# INFORMATION SHOWN
============
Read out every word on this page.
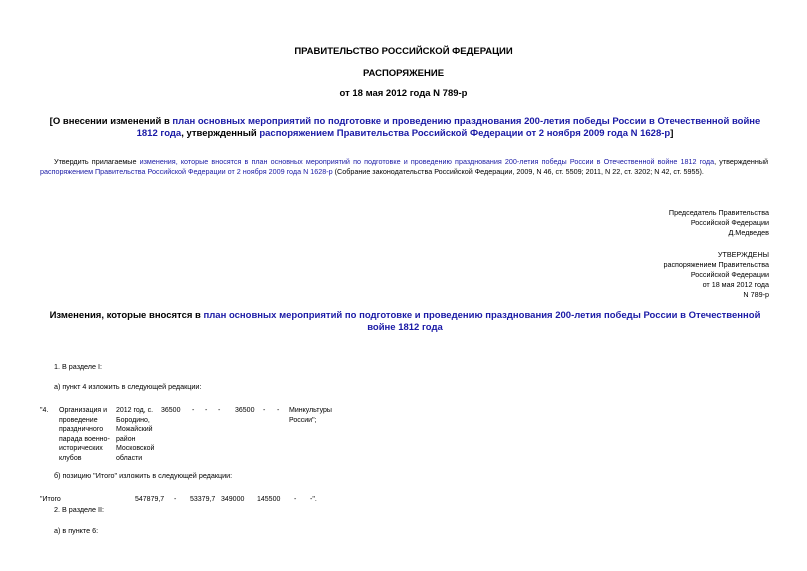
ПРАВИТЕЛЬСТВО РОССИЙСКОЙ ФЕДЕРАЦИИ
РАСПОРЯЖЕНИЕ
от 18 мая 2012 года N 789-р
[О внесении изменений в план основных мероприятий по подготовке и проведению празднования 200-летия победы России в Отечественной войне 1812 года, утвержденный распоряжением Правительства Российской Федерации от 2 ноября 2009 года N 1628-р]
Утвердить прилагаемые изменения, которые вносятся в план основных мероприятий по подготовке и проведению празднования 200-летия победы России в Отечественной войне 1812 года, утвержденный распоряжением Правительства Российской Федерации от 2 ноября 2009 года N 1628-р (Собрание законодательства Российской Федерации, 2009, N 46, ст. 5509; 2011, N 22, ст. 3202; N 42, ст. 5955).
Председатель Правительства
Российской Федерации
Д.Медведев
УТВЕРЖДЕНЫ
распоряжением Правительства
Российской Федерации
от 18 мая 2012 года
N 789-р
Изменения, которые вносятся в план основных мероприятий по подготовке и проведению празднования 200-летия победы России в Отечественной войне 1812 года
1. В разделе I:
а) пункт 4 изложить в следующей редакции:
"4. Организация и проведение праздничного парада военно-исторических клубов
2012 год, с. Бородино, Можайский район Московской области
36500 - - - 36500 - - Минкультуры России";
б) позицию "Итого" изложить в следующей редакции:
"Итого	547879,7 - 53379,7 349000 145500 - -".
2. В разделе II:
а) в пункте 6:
============
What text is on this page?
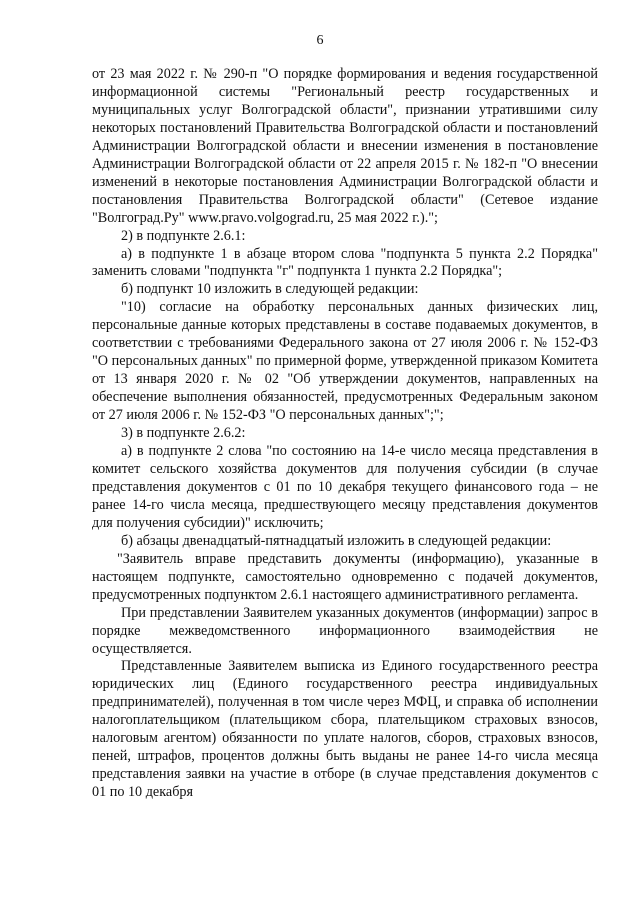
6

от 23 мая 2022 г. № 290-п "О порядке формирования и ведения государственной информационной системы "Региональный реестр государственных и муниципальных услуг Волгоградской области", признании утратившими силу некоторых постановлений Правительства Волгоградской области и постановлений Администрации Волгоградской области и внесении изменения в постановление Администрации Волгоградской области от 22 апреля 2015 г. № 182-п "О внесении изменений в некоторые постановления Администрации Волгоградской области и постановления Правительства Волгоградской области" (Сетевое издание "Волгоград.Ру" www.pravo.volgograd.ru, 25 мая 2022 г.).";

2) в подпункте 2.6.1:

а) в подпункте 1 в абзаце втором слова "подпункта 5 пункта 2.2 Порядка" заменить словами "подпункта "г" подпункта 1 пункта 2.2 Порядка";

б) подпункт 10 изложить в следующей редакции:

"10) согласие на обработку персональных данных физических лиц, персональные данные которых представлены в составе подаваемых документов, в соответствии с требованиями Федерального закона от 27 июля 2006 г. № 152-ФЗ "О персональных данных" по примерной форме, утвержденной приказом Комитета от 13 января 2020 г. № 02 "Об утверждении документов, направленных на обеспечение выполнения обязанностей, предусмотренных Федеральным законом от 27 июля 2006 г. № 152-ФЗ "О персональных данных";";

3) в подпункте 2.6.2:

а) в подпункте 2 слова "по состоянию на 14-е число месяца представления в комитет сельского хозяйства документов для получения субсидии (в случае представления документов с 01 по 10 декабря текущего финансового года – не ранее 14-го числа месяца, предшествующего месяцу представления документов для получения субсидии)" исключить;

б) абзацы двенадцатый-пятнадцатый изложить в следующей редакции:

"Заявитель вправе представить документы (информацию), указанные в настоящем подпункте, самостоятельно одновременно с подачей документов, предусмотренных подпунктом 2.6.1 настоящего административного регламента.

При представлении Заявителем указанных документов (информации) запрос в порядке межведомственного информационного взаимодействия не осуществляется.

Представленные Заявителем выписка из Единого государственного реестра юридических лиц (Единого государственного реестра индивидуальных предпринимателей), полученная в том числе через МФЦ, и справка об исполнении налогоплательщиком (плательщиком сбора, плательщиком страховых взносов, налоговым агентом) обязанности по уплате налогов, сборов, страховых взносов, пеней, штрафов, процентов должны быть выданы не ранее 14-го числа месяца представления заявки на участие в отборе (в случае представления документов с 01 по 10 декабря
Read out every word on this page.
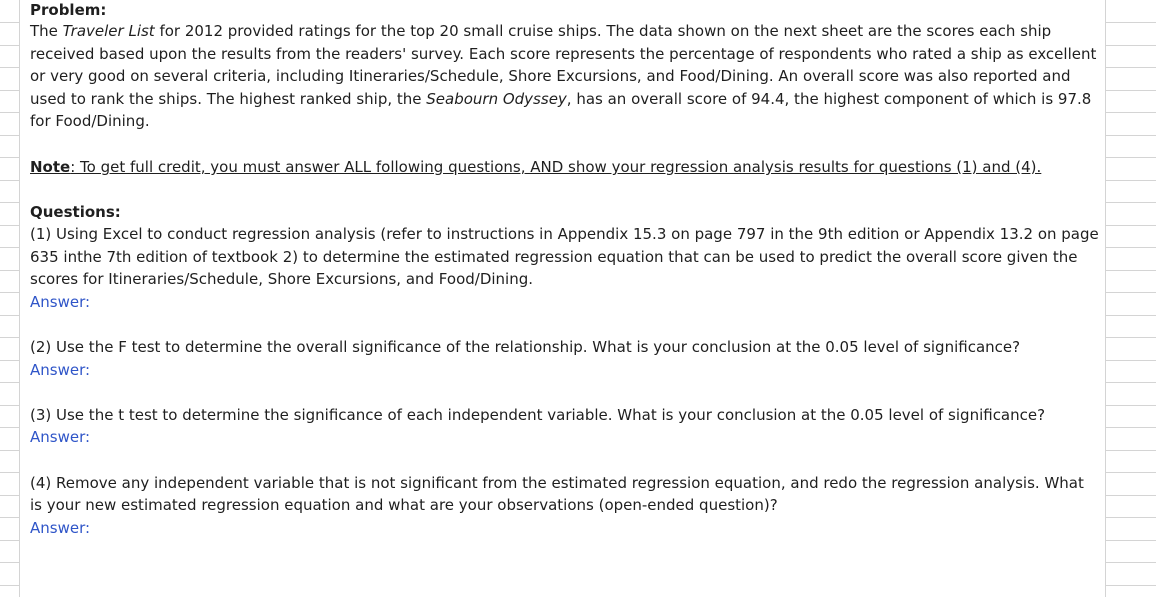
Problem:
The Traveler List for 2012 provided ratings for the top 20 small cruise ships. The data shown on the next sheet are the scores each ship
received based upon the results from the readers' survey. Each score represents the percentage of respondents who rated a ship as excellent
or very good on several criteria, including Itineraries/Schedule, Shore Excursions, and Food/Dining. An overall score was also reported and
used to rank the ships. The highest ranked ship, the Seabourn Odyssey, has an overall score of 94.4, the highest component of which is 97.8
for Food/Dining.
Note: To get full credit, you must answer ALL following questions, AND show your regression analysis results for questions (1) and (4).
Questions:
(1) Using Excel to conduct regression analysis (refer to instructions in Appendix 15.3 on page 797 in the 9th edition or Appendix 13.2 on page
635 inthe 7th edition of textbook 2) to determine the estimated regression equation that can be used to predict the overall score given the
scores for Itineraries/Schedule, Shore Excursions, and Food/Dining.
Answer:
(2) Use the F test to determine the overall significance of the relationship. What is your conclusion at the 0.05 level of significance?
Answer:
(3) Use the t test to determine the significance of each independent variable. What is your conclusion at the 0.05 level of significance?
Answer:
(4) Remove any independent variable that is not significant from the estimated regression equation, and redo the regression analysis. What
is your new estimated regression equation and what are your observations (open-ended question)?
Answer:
============
# THE TASK
Give the number of lines above that hold the word "your", and nothing more.

# SOLUTION TO THIS TASK
4